WHAT TO DO: Transcribe the tail of the listing: start at the line containing "What does this" and stop after the last line, keeping every character as is and adding nothing.

Lines of data
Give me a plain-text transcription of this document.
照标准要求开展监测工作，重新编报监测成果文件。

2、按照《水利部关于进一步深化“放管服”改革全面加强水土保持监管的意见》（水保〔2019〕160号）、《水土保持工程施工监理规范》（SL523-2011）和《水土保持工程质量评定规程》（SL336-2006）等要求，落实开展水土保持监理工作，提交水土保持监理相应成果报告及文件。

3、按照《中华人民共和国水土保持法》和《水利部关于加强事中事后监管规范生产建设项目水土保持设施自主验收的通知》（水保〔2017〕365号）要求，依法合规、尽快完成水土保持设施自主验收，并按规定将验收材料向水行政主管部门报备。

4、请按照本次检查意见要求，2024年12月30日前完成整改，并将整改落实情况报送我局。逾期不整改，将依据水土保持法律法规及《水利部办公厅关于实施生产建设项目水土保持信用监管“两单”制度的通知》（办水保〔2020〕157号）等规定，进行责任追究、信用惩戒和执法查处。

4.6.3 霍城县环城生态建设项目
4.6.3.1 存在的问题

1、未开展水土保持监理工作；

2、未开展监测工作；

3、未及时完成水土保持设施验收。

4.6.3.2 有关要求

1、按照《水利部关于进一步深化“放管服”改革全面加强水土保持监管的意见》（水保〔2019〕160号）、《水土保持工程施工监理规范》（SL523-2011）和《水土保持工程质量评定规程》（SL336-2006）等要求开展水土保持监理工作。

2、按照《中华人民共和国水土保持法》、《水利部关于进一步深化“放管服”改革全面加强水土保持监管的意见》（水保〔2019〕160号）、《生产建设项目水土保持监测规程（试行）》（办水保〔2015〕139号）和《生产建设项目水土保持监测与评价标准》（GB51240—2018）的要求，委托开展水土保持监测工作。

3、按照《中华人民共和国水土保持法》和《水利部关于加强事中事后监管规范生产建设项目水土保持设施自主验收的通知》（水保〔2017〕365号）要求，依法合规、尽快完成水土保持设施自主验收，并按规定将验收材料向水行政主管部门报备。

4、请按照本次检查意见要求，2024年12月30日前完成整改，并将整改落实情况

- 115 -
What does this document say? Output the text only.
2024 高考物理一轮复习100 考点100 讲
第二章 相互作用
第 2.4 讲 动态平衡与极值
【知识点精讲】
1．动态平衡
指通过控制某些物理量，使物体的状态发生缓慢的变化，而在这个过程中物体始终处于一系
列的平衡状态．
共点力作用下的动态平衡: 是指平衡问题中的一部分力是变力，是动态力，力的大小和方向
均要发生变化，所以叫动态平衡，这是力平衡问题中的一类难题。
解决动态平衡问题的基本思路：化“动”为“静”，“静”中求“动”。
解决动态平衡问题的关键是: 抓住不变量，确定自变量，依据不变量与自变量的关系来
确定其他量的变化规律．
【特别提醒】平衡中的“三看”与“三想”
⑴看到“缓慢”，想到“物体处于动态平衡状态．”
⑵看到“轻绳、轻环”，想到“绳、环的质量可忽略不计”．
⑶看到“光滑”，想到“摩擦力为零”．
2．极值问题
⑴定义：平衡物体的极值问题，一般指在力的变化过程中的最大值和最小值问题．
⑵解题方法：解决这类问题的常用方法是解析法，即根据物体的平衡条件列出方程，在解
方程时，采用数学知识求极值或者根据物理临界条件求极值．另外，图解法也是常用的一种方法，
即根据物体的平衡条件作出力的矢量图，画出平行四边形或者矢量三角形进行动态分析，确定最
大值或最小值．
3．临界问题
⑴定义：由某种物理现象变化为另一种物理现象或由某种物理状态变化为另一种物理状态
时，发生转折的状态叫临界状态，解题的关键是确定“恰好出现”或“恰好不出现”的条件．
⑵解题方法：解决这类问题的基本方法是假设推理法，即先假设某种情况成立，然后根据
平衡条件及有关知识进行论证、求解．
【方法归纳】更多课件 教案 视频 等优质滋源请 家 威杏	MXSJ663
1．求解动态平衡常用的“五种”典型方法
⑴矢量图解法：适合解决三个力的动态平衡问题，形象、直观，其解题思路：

TASK RESULT:
What does this document say? Output the text only.
2024 高考物理一轮复习100 考点100 讲
第二章 相互作用
第 2.4 讲 动态平衡与极值
【知识点精讲】
1．动态平衡
指通过控制某些物理量，使物体的状态发生缓慢的变化，而在这个过程中物体始终处于一系
列的平衡状态．
共点力作用下的动态平衡: 是指平衡问题中的一部分力是变力，是动态力，力的大小和方向
均要发生变化，所以叫动态平衡，这是力平衡问题中的一类难题。
解决动态平衡问题的基本思路：化“动”为“静”，“静”中求“动”。
解决动态平衡问题的关键是: 抓住不变量，确定自变量，依据不变量与自变量的关系来
确定其他量的变化规律．
【特别提醒】平衡中的“三看”与“三想”
⑴看到“缓慢”，想到“物体处于动态平衡状态．”
⑵看到“轻绳、轻环”，想到“绳、环的质量可忽略不计”．
⑶看到“光滑”，想到“摩擦力为零”．
2．极值问题
⑴定义：平衡物体的极值问题，一般指在力的变化过程中的最大值和最小值问题．
⑵解题方法：解决这类问题的常用方法是解析法，即根据物体的平衡条件列出方程，在解
方程时，采用数学知识求极值或者根据物理临界条件求极值．另外，图解法也是常用的一种方法，
即根据物体的平衡条件作出力的矢量图，画出平行四边形或者矢量三角形进行动态分析，确定最
大值或最小值．
3．临界问题
⑴定义：由某种物理现象变化为另一种物理现象或由某种物理状态变化为另一种物理状态
时，发生转折的状态叫临界状态，解题的关键是确定“恰好出现”或“恰好不出现”的条件．
⑵解题方法：解决这类问题的基本方法是假设推理法，即先假设某种情况成立，然后根据
平衡条件及有关知识进行论证、求解．
【方法归纳】更多课件 教案 视频 等优质滋源请 家 威杏	MXSJ663
1．求解动态平衡常用的“五种”典型方法
⑴矢量图解法：适合解决三个力的动态平衡问题，形象、直观，其解题思路：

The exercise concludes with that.